== Problem to solve ==
Count how many lines of the material contain the string "name", then give that number and nothing more.

★ ★ ★

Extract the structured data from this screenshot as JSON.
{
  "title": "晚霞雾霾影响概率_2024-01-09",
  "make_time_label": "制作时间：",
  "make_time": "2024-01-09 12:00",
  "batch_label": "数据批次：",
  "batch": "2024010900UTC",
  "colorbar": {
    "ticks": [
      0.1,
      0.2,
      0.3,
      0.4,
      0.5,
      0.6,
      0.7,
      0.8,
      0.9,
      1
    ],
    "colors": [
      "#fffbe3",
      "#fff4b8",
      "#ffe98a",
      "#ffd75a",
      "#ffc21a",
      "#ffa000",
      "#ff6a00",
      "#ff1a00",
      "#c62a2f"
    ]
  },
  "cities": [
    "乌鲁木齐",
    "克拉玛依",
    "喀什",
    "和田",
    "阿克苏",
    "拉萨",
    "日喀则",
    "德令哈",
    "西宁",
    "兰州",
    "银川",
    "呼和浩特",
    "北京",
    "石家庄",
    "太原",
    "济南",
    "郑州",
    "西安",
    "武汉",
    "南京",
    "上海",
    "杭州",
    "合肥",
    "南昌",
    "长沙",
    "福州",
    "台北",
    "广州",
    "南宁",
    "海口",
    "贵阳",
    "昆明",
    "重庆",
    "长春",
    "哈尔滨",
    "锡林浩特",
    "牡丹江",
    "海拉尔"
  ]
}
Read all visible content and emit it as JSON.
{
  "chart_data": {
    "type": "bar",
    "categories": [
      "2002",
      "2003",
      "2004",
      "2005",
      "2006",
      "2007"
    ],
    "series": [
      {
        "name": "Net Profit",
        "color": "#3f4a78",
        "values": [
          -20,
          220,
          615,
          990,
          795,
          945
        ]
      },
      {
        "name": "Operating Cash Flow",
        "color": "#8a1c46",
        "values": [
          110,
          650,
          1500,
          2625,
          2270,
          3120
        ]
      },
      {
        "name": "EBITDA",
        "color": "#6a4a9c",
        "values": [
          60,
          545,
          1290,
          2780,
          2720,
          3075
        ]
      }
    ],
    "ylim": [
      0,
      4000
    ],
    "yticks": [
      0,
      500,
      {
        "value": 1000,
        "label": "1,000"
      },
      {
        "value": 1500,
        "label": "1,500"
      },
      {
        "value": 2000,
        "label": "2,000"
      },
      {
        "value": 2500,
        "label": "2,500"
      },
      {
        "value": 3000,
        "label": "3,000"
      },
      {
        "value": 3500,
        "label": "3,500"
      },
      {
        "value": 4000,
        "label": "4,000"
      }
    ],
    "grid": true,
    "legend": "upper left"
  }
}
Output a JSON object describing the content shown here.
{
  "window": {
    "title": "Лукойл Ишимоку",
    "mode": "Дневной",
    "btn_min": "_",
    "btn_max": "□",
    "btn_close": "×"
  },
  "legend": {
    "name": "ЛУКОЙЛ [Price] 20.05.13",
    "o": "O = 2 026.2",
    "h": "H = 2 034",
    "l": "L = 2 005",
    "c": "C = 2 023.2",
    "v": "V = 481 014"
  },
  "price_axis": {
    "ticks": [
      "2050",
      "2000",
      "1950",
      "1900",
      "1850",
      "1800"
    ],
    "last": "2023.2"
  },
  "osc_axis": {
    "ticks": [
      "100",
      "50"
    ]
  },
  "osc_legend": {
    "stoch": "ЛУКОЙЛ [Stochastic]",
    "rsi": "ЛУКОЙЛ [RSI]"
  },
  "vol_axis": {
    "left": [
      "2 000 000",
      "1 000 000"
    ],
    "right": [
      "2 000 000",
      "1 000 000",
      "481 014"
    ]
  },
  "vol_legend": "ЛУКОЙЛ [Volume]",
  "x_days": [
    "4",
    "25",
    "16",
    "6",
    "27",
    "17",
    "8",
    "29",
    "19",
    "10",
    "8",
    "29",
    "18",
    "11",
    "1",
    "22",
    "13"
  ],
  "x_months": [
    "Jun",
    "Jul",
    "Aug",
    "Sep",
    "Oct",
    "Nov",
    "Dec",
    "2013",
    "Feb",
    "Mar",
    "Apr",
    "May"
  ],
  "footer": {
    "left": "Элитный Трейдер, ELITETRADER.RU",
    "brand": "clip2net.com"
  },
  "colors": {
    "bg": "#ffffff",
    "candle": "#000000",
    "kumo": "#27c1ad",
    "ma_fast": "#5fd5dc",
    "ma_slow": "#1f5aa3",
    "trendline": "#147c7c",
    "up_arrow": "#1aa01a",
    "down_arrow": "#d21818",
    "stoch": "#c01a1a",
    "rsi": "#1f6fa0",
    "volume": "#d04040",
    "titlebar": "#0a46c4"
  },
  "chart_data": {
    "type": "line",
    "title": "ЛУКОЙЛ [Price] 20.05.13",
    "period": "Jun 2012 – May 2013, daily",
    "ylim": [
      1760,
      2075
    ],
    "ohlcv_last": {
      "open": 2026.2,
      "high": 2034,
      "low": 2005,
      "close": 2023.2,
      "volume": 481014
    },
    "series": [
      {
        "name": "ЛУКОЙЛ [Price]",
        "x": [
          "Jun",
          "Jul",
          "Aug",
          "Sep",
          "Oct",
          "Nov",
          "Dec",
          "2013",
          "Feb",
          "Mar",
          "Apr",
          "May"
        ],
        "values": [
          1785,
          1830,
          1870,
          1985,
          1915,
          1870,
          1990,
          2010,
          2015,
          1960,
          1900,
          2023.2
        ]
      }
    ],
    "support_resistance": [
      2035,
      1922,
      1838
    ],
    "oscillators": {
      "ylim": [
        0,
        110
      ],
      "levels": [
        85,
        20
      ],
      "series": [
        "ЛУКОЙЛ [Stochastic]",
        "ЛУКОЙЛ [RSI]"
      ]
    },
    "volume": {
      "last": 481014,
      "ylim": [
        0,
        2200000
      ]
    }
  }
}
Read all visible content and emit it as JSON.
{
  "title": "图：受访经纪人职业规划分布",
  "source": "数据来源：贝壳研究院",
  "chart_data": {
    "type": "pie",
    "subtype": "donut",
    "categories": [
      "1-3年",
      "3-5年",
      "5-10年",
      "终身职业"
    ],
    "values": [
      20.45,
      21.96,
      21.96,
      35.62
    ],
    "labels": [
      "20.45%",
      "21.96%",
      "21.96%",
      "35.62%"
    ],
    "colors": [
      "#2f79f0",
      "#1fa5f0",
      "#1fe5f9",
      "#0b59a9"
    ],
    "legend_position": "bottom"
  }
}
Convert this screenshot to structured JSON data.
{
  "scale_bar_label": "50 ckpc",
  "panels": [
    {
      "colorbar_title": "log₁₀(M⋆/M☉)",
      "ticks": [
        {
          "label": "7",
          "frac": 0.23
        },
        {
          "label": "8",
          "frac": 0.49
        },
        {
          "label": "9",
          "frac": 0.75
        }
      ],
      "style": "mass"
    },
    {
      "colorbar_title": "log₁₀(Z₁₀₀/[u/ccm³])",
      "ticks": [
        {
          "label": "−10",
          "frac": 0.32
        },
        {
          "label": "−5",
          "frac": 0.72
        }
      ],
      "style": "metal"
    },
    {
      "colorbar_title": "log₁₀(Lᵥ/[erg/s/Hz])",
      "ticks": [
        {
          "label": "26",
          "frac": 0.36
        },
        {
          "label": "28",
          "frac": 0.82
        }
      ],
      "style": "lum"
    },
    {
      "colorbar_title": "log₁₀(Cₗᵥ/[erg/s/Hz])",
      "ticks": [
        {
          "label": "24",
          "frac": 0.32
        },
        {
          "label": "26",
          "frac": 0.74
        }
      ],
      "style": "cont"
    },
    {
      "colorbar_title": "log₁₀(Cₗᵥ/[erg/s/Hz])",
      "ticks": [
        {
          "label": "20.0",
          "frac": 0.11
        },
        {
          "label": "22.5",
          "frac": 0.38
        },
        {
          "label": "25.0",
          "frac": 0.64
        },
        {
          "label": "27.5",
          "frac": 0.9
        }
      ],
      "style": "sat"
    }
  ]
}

★ ★ ★

== Response to this task ==
5